**Work to do**
Filter the data below for the string "heading" and copy each matching line.

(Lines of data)
------------
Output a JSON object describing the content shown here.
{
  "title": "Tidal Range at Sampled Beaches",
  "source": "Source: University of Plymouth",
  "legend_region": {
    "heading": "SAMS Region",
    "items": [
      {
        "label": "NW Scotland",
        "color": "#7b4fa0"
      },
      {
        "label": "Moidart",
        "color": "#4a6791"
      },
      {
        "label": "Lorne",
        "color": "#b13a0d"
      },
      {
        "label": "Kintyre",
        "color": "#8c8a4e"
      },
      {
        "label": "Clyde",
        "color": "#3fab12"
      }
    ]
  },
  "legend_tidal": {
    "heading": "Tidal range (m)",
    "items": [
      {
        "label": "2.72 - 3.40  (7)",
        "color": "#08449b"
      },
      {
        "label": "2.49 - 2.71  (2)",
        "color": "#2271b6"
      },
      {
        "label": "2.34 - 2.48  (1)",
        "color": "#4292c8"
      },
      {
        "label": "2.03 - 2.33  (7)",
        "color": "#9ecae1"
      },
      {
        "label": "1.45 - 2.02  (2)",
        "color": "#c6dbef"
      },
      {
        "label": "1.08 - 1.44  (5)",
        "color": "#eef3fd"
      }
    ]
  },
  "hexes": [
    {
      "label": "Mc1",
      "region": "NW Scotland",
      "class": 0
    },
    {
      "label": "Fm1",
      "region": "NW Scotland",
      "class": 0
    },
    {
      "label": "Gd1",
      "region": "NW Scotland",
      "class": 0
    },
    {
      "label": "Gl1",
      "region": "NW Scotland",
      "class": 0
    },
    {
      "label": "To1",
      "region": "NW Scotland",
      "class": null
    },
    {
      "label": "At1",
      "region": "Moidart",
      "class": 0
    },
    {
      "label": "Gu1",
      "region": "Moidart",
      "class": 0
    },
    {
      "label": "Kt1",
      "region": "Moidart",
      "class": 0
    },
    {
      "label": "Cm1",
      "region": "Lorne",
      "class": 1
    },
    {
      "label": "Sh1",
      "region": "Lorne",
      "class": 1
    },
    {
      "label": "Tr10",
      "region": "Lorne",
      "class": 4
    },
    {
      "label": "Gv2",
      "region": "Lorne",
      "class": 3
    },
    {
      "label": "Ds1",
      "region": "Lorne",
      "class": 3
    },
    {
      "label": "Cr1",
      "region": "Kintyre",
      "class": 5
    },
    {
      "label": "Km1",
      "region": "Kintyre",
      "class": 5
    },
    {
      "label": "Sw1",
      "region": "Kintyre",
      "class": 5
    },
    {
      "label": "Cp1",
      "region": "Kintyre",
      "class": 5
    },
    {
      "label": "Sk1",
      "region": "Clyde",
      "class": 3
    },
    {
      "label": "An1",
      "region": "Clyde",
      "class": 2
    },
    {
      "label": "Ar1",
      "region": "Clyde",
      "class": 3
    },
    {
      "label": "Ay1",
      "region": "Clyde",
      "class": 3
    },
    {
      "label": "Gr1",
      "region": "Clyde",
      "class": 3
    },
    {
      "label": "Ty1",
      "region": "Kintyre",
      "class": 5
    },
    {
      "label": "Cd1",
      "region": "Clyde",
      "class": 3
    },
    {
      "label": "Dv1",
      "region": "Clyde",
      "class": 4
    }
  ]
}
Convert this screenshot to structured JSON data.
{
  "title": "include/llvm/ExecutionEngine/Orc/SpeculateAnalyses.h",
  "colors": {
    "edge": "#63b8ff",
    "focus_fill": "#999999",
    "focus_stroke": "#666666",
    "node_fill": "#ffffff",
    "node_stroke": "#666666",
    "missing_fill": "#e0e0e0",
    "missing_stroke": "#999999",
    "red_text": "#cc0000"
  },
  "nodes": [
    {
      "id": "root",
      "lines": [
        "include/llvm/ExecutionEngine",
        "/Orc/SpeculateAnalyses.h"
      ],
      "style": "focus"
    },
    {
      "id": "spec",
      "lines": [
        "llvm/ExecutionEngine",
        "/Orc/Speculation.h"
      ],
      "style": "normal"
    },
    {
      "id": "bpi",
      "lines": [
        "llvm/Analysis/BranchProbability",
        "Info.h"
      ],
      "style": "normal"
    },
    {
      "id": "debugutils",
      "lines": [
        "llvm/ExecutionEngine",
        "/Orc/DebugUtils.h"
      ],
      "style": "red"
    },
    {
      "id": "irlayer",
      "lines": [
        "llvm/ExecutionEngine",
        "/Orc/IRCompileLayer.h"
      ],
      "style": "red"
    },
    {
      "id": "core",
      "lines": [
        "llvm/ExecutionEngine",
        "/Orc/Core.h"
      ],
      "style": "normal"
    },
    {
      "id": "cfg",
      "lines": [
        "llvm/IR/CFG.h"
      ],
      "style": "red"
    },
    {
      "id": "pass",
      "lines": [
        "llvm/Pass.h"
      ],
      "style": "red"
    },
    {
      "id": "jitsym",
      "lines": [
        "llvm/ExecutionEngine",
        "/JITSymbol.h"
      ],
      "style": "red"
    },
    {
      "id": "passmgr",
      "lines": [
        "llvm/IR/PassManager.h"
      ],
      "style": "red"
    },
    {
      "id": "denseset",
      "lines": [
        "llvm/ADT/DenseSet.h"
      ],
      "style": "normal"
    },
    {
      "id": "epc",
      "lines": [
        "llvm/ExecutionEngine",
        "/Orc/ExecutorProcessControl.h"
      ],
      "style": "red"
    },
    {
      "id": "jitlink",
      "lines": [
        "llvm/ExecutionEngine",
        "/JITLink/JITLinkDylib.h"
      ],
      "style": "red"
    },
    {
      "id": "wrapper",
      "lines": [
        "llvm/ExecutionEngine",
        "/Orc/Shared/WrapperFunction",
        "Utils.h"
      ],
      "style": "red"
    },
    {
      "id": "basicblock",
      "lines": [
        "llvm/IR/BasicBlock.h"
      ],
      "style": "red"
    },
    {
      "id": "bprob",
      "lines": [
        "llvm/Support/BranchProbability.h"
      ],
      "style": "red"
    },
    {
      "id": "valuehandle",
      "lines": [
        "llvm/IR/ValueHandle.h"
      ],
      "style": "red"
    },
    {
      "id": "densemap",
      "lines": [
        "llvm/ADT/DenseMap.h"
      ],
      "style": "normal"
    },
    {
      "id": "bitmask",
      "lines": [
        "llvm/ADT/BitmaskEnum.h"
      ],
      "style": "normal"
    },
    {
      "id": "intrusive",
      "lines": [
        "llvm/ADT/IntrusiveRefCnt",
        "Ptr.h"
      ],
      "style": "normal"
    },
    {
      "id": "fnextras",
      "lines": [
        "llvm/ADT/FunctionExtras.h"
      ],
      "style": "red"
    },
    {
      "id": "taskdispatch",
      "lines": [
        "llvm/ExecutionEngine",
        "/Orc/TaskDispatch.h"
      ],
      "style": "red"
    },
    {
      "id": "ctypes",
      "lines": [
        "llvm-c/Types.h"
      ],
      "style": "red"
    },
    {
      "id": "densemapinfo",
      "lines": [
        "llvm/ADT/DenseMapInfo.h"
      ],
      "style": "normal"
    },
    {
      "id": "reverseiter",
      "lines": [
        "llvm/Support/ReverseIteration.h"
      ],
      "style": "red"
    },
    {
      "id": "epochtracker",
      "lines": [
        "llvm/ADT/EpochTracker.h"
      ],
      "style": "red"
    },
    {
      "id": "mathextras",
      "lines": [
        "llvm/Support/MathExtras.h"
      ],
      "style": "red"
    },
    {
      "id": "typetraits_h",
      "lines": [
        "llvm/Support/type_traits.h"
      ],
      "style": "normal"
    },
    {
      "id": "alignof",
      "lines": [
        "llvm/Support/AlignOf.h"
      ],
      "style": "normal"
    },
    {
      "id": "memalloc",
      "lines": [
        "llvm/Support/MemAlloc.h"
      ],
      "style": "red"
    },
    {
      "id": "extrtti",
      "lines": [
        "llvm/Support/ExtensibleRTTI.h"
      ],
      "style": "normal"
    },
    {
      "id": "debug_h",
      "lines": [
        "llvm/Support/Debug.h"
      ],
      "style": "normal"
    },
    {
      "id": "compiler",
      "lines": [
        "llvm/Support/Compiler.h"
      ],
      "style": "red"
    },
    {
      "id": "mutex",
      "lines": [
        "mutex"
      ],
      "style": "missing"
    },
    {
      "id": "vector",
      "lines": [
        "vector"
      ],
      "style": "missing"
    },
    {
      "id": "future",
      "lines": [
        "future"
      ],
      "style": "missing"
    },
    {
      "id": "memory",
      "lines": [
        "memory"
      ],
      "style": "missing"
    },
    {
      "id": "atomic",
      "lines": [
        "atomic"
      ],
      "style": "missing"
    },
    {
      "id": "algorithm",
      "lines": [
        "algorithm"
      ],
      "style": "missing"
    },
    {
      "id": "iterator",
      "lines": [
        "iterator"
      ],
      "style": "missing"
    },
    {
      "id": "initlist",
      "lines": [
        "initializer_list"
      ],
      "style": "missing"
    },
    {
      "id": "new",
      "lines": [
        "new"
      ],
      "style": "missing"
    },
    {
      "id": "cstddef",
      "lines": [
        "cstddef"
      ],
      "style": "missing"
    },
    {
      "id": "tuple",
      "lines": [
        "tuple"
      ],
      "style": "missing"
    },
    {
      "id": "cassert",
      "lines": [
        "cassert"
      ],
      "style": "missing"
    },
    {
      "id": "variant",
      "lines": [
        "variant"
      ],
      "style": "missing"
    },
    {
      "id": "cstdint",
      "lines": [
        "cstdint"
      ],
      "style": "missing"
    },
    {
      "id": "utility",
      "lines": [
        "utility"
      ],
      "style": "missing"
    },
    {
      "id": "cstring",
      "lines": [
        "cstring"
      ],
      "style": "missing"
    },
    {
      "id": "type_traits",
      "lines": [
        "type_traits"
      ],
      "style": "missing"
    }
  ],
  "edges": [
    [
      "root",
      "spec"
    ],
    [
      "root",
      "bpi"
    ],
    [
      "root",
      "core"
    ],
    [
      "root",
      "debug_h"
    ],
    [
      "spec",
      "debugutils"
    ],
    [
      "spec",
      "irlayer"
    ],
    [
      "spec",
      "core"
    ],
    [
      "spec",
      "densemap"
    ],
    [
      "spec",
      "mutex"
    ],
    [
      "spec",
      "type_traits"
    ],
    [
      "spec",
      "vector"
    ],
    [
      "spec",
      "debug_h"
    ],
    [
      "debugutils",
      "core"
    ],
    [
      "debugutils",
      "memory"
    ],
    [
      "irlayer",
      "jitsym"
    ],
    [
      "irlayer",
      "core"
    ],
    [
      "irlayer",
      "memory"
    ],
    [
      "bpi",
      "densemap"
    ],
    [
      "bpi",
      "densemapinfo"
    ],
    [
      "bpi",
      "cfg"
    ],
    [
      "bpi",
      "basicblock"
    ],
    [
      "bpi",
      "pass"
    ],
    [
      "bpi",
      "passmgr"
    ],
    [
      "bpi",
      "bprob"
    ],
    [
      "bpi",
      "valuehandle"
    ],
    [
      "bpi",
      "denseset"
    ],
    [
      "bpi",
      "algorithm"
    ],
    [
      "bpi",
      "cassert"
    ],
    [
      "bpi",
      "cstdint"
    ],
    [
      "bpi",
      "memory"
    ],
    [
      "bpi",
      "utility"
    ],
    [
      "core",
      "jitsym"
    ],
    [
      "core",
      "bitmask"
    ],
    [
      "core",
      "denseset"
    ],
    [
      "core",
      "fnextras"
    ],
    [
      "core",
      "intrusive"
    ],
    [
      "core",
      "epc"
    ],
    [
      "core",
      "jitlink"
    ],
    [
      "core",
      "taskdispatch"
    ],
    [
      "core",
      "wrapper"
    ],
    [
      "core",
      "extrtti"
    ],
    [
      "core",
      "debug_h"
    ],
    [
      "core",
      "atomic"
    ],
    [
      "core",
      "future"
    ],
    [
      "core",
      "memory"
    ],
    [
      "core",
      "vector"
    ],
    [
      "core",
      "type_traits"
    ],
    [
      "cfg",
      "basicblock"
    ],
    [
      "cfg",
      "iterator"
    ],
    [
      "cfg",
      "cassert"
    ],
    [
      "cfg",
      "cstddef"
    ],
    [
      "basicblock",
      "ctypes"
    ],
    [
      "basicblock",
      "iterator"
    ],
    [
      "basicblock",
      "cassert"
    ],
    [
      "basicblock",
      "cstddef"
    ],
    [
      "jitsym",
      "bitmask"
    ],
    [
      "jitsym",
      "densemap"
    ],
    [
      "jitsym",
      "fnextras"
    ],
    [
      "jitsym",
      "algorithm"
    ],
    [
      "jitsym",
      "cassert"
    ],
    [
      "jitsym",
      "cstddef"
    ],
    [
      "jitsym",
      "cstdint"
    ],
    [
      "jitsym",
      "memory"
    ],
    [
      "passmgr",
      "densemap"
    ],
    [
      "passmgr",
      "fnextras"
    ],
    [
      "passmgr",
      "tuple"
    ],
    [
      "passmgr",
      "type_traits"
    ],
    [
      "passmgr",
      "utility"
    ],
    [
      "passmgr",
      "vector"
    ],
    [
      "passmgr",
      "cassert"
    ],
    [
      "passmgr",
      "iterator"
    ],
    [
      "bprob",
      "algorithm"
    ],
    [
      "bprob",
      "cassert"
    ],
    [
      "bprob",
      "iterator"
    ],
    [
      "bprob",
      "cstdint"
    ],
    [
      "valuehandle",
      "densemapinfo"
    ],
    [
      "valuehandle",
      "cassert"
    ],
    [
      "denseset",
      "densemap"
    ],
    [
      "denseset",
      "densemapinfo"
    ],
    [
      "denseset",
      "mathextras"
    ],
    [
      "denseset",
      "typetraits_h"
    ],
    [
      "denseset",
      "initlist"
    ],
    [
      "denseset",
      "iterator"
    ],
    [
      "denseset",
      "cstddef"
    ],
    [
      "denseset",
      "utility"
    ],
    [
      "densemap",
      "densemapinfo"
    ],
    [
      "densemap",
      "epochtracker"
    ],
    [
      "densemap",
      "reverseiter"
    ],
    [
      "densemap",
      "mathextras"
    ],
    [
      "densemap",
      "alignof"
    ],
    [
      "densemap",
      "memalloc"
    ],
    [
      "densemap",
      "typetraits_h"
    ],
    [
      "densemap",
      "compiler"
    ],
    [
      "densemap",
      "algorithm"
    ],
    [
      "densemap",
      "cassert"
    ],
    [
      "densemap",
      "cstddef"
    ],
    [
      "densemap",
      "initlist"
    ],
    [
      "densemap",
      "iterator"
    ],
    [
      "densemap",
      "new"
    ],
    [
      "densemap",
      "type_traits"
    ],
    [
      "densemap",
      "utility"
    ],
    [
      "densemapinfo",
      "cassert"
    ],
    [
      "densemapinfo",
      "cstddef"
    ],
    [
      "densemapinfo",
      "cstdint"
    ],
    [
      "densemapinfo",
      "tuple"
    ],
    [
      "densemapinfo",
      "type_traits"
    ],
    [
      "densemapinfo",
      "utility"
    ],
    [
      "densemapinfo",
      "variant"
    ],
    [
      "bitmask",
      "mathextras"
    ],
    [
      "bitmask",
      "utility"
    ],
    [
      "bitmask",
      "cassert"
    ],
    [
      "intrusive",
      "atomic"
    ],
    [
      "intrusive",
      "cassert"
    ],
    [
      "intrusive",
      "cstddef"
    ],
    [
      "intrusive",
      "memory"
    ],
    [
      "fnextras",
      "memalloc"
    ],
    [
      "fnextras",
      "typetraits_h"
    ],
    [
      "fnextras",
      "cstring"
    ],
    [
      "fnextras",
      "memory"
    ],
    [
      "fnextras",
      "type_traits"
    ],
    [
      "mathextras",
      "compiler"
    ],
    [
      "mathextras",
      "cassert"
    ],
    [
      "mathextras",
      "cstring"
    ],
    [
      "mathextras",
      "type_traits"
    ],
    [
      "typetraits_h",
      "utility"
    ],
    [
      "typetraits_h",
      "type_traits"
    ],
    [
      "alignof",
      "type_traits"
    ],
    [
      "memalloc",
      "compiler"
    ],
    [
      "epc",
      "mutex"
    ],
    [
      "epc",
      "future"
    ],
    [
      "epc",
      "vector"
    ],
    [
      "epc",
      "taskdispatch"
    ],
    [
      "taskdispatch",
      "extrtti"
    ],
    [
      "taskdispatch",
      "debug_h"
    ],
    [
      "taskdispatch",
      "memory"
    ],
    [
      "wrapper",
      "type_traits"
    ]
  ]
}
------------
**Exercise answer**
    "heading": "SAMS Region",
    "heading": "Tidal range (m)",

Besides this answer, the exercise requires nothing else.